§ PASSAGE:
Ketorolac's recommended IM and IV dose is 30 mg as a one-time dose or 30 mg every 6 h up to a maximum total of 120 mg in 24 h [51]. Still, some studies also describe 60 mg as a dosage option[39, 40] with a possible dose-dependent response [49, 52]. Many studies included visual analog scale (VAS) scores and opioid usage as measures of effectiveness for postoperative pain management. All but two studies [39, 45] that explored subjective pain scores found improved postoperative pain when ketorolac was added to the PAI. Decreased opioid usage was reported by Nikhar [3], Tammachote [47] and Andersen [37], but opioid usage was otherwise not significantly reduced [38,39,40]. Improvements in postoperative function, including range of motion [39, 40, 42, 44,45,46] and time to home readiness [37], were also investigated and were generally favorable, with some exceptions [39, 45]. Complications in the studies with ketorolac infiltration were rare, with one episode of hematoma [37] and one episode of DVT [43] highlighted across the studies. There were no documented statistical increases in complication rates for PAIs containing ketorolac. In the studies examined, the duration of action of ketorolac was reliably improved in the first 4–8 h [3, 37, 41,42,43,44, 46, 47], and pain relief was seen up to 96 h [43].

§ TASKS FOR THIS EXERCISE:
a) Decide whether each statement agrees with the ketorolac passage, answering yes or no and quoting the words that settle it: (i) The recommended IM and IV dosing caps the total at 120 mg in 24 h. (ii) Every study that explored subjective pain scores found improved postoperative pain with ketorolac added to the PAI. (iii) Pain relief was observed for as long as 96 h.
b) In one to three sentences, explain what grounds the ketorolac passage gives for describing complications with ketorolac infiltration as rare.
The data below have no connection to the ketorolac passage.

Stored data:
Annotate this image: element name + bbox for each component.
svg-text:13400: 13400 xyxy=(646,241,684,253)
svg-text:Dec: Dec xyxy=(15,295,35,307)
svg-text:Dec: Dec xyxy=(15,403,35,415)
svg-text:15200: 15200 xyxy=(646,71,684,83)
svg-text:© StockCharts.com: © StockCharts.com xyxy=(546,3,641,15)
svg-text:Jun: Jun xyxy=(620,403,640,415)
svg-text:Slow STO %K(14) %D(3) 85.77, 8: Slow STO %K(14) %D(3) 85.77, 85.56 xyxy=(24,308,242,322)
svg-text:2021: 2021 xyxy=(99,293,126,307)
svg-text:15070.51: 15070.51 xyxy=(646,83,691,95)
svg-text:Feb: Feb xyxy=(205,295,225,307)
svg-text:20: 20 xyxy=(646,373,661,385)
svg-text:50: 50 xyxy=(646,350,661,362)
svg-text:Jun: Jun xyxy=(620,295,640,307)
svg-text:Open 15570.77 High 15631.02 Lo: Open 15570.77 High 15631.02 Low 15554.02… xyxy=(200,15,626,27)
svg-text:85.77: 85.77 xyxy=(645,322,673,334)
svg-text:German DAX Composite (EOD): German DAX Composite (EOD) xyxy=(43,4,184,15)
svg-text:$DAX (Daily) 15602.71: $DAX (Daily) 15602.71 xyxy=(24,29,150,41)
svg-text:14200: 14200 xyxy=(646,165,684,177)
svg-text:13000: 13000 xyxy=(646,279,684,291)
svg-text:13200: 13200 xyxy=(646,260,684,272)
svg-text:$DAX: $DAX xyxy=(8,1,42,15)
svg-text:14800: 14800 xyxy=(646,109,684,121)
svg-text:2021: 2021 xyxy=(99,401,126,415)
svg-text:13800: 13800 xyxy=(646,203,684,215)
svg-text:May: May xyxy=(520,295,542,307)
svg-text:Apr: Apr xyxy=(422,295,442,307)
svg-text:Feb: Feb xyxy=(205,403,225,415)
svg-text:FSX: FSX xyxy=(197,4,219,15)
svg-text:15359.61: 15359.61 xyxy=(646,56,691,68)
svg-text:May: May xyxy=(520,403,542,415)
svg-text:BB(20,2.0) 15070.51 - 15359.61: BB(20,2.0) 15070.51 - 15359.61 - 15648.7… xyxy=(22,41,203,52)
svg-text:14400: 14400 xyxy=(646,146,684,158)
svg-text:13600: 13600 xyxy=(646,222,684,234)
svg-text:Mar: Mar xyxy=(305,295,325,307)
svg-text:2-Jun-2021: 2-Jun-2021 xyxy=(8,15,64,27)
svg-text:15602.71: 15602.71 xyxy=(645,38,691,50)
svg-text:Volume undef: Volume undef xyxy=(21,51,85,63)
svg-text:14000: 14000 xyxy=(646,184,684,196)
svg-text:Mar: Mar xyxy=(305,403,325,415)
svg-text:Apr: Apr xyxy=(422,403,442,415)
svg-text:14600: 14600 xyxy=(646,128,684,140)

§ RESPONSES TO THE TASKS:
a)
(i) Yes: "up to a maximum total of 120 mg in 24 h."
(ii) No: "All but two studies [39, 45] that explored subjective pain scores found improved postoperative pain."
(iii) Yes: "pain relief was seen up to 96 h."

b) Across the studies, only one episode of hematoma and one episode of DVT were highlighted. No documented statistical increases in complication rates appeared for PAIs containing ketorolac.